WHAT IS REQUIRED: Repeat every line of the listing below exactly, minus the pictures.

PROVIDED DATA:

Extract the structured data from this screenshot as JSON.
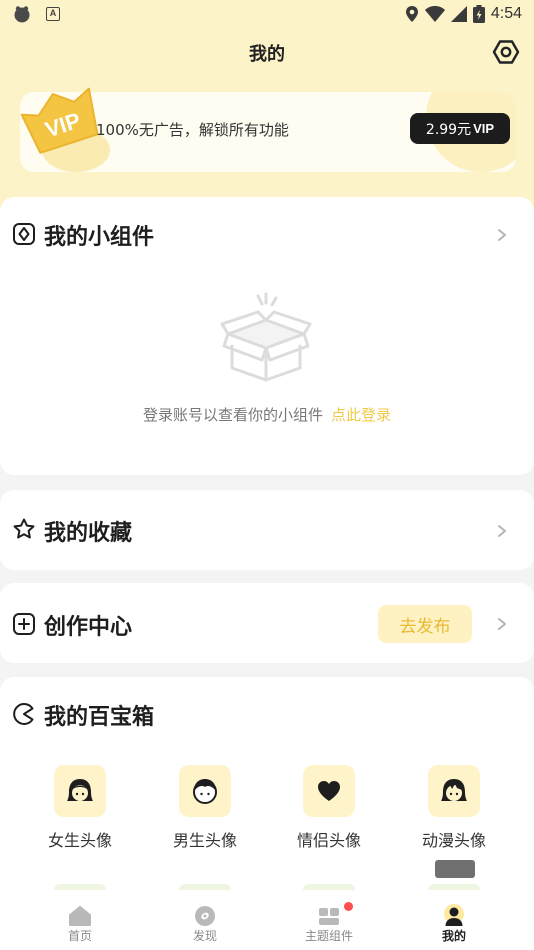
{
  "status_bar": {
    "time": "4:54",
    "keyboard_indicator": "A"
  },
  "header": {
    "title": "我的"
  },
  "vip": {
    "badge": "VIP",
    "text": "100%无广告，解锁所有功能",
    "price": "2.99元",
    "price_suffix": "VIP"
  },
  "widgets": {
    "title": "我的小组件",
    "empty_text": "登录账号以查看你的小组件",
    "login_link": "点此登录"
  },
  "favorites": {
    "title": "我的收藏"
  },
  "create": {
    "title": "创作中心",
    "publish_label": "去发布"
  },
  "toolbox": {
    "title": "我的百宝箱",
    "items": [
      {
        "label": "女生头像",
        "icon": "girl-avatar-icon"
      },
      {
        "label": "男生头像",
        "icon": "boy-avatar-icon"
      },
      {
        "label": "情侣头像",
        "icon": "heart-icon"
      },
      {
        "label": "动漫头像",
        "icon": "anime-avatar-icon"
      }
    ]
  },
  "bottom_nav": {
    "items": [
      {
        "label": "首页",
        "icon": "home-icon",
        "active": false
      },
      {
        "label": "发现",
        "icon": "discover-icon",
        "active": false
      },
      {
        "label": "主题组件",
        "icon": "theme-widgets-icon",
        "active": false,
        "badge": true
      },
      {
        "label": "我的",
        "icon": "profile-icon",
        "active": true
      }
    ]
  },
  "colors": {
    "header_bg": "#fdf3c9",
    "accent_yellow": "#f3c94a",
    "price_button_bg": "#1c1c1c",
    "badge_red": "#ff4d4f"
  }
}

RIGHT ANSWER:
Extract the structured data from this screenshot as JSON.
{
  "status_bar": {
    "time": "4:54",
    "keyboard_indicator": "A"
  },
  "header": {
    "title": "我的"
  },
  "vip": {
    "badge": "VIP",
    "text": "100%无广告，解锁所有功能",
    "price": "2.99元",
    "price_suffix": "VIP"
  },
  "widgets": {
    "title": "我的小组件",
    "empty_text": "登录账号以查看你的小组件",
    "login_link": "点此登录"
  },
  "favorites": {
    "title": "我的收藏"
  },
  "create": {
    "title": "创作中心",
    "publish_label": "去发布"
  },
  "toolbox": {
    "title": "我的百宝箱",
    "items": [
      {
        "label": "女生头像",
        "icon": "girl-avatar-icon"
      },
      {
        "label": "男生头像",
        "icon": "boy-avatar-icon"
      },
      {
        "label": "情侣头像",
        "icon": "heart-icon"
      },
      {
        "label": "动漫头像",
        "icon": "anime-avatar-icon"
      }
    ]
  },
  "bottom_nav": {
    "items": [
      {
        "label": "首页",
        "icon": "home-icon",
        "active": false
      },
      {
        "label": "发现",
        "icon": "discover-icon",
        "active": false
      },
      {
        "label": "主题组件",
        "icon": "theme-widgets-icon",
        "active": false,
        "badge": true
      },
      {
        "label": "我的",
        "icon": "profile-icon",
        "active": true
      }
    ]
  },
  "colors": {
    "header_bg": "#fdf3c9",
    "accent_yellow": "#f3c94a",
    "price_button_bg": "#1c1c1c",
    "badge_red": "#ff4d4f"
  }
}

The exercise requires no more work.